## What is expected
Reproduce the listing below without changes, except that pictures are left out.

(Records that describe figures)
──────
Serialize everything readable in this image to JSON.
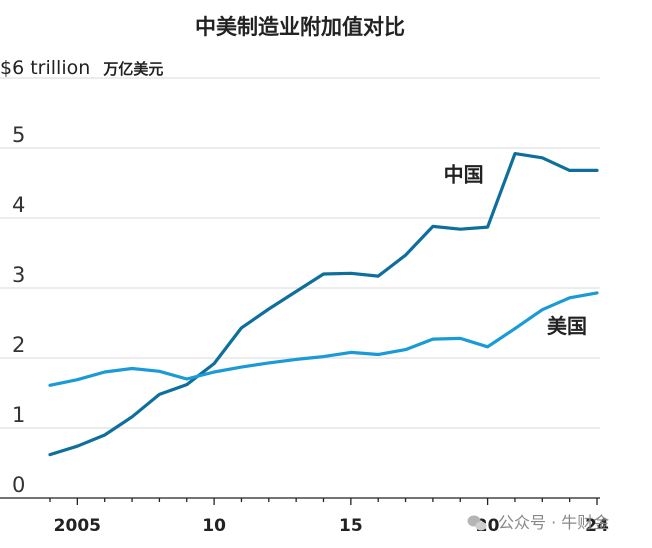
{
  "chart_data": {
    "type": "line",
    "title": "中美制造业附加值对比",
    "ylabel": "$6 trillion",
    "ylabel_cn": "万亿美元",
    "xlabel": "",
    "ylim": [
      0,
      6
    ],
    "xlim": [
      2004,
      2024
    ],
    "yticks": [
      0,
      1,
      2,
      3,
      4,
      5
    ],
    "xticks": [
      {
        "value": 2005,
        "label": "2005"
      },
      {
        "value": 2010,
        "label": "10"
      },
      {
        "value": 2015,
        "label": "15"
      },
      {
        "value": 2020,
        "label": "20"
      },
      {
        "value": 2024,
        "label": "24"
      }
    ],
    "grid": true,
    "x": [
      2004,
      2005,
      2006,
      2007,
      2008,
      2009,
      2010,
      2011,
      2012,
      2013,
      2014,
      2015,
      2016,
      2017,
      2018,
      2019,
      2020,
      2021,
      2022,
      2023,
      2024
    ],
    "series": [
      {
        "name": "中国",
        "color": "#0e6f9c",
        "values": [
          0.62,
          0.74,
          0.9,
          1.16,
          1.48,
          1.62,
          1.92,
          2.43,
          2.7,
          2.95,
          3.2,
          3.21,
          3.17,
          3.47,
          3.88,
          3.84,
          3.87,
          4.92,
          4.86,
          4.68,
          4.68
        ]
      },
      {
        "name": "美国",
        "color": "#1a9ad6",
        "values": [
          1.61,
          1.69,
          1.8,
          1.85,
          1.81,
          1.7,
          1.8,
          1.87,
          1.93,
          1.98,
          2.02,
          2.08,
          2.05,
          2.12,
          2.27,
          2.28,
          2.16,
          2.42,
          2.69,
          2.86,
          2.93
        ]
      }
    ]
  },
  "watermark": {
    "text": "公众号 · 牛财金",
    "icon": "wechat-icon"
  }
}
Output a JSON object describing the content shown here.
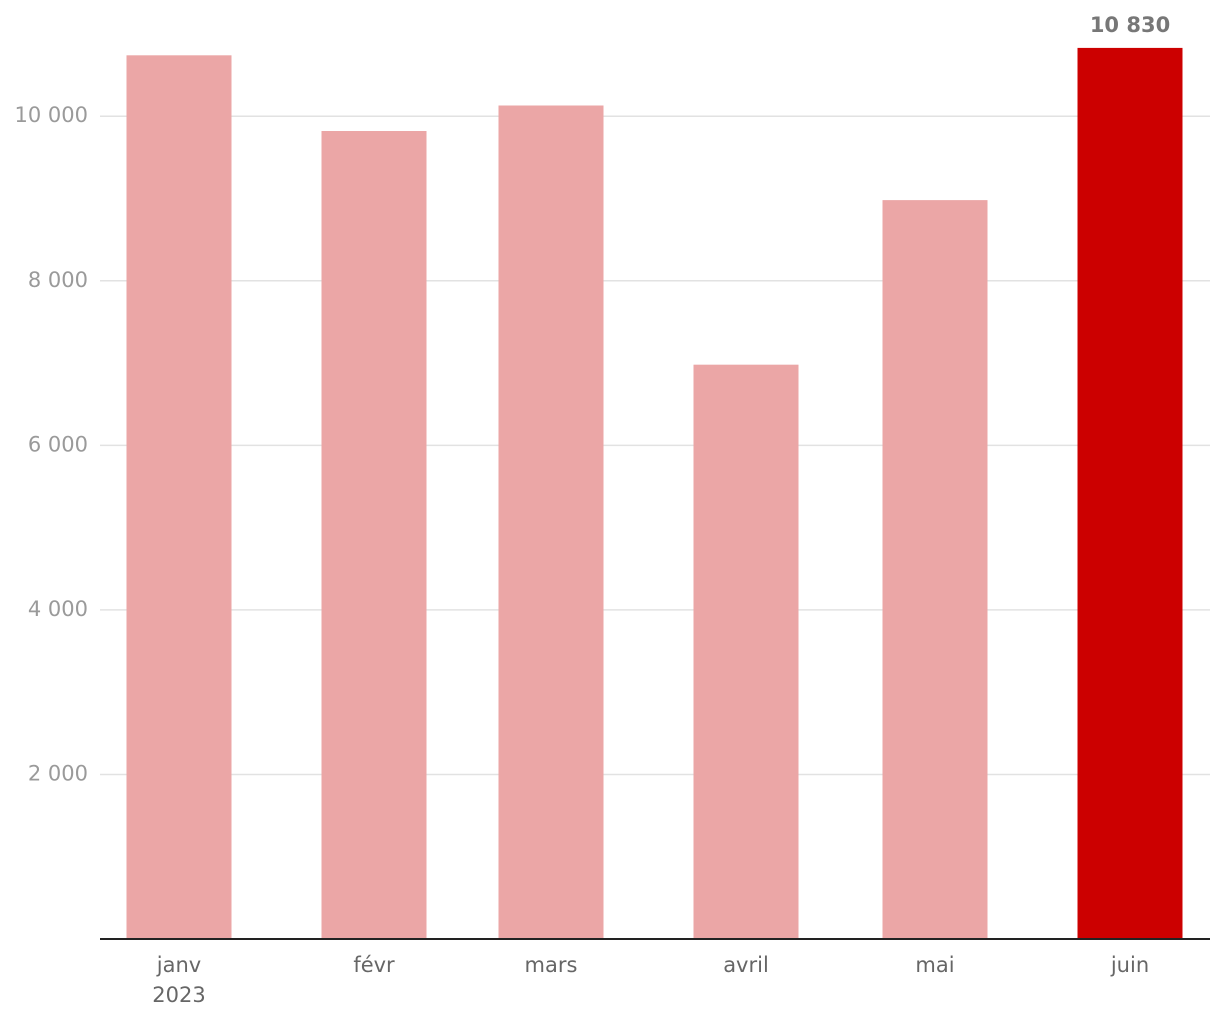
{
  "chart_data": {
    "type": "bar",
    "categories": [
      "janv",
      "févr",
      "mars",
      "avril",
      "mai",
      "juin"
    ],
    "year_label": "2023",
    "values": [
      10740,
      9820,
      10130,
      6980,
      8980,
      10830
    ],
    "value_labels": [
      null,
      null,
      null,
      null,
      null,
      "10 830"
    ],
    "colors": [
      "#eba6a6",
      "#eba6a6",
      "#eba6a6",
      "#eba6a6",
      "#eba6a6",
      "#cc0000"
    ],
    "ylim": [
      0,
      11400
    ],
    "yticks": [
      {
        "value": 2000,
        "label": "2 000"
      },
      {
        "value": 4000,
        "label": "4 000"
      },
      {
        "value": 6000,
        "label": "6 000"
      },
      {
        "value": 8000,
        "label": "8 000"
      },
      {
        "value": 10000,
        "label": "10 000"
      }
    ],
    "grid": true
  }
}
──────
## Result
Serialize everything readable in this image to JSON.
{
  "chart_data": {
    "type": "line",
    "title": "中美制造业附加值对比",
    "ylabel": "$6 trillion",
    "ylabel_cn": "万亿美元",
    "xlabel": "",
    "ylim": [
      0,
      6
    ],
    "xlim": [
      2004,
      2024
    ],
    "yticks": [
      0,
      1,
      2,
      3,
      4,
      5
    ],
    "xticks": [
      {
        "value": 2005,
        "label": "2005"
      },
      {
        "value": 2010,
        "label": "10"
      },
      {
        "value": 2015,
        "label": "15"
      },
      {
        "value": 2020,
        "label": "20"
      },
      {
        "value": 2024,
        "label": "24"
      }
    ],
    "grid": true,
    "x": [
      2004,
      2005,
      2006,
      2007,
      2008,
      2009,
      2010,
      2011,
      2012,
      2013,
      2014,
      2015,
      2016,
      2017,
      2018,
      2019,
      2020,
      2021,
      2022,
      2023,
      2024
    ],
    "series": [
      {
        "name": "中国",
        "color": "#0e6f9c",
        "values": [
          0.62,
          0.74,
          0.9,
          1.16,
          1.48,
          1.62,
          1.92,
          2.43,
          2.7,
          2.95,
          3.2,
          3.21,
          3.17,
          3.47,
          3.88,
          3.84,
          3.87,
          4.92,
          4.86,
          4.68,
          4.68
        ]
      },
      {
        "name": "美国",
        "color": "#1a9ad6",
        "values": [
          1.61,
          1.69,
          1.8,
          1.85,
          1.81,
          1.7,
          1.8,
          1.87,
          1.93,
          1.98,
          2.02,
          2.08,
          2.05,
          2.12,
          2.27,
          2.28,
          2.16,
          2.42,
          2.69,
          2.86,
          2.93
        ]
      }
    ]
  },
  "watermark": {
    "text": "公众号 · 牛财金",
    "icon": "wechat-icon"
  }
}
Output a JSON object describing the content shown here.
{
  "chart_data": {
    "type": "bar",
    "categories": [
      "janv",
      "févr",
      "mars",
      "avril",
      "mai",
      "juin"
    ],
    "year_label": "2023",
    "values": [
      10740,
      9820,
      10130,
      6980,
      8980,
      10830
    ],
    "value_labels": [
      null,
      null,
      null,
      null,
      null,
      "10 830"
    ],
    "colors": [
      "#eba6a6",
      "#eba6a6",
      "#eba6a6",
      "#eba6a6",
      "#eba6a6",
      "#cc0000"
    ],
    "ylim": [
      0,
      11400
    ],
    "yticks": [
      {
        "value": 2000,
        "label": "2 000"
      },
      {
        "value": 4000,
        "label": "4 000"
      },
      {
        "value": 6000,
        "label": "6 000"
      },
      {
        "value": 8000,
        "label": "8 000"
      },
      {
        "value": 10000,
        "label": "10 000"
      }
    ],
    "grid": true
  }
}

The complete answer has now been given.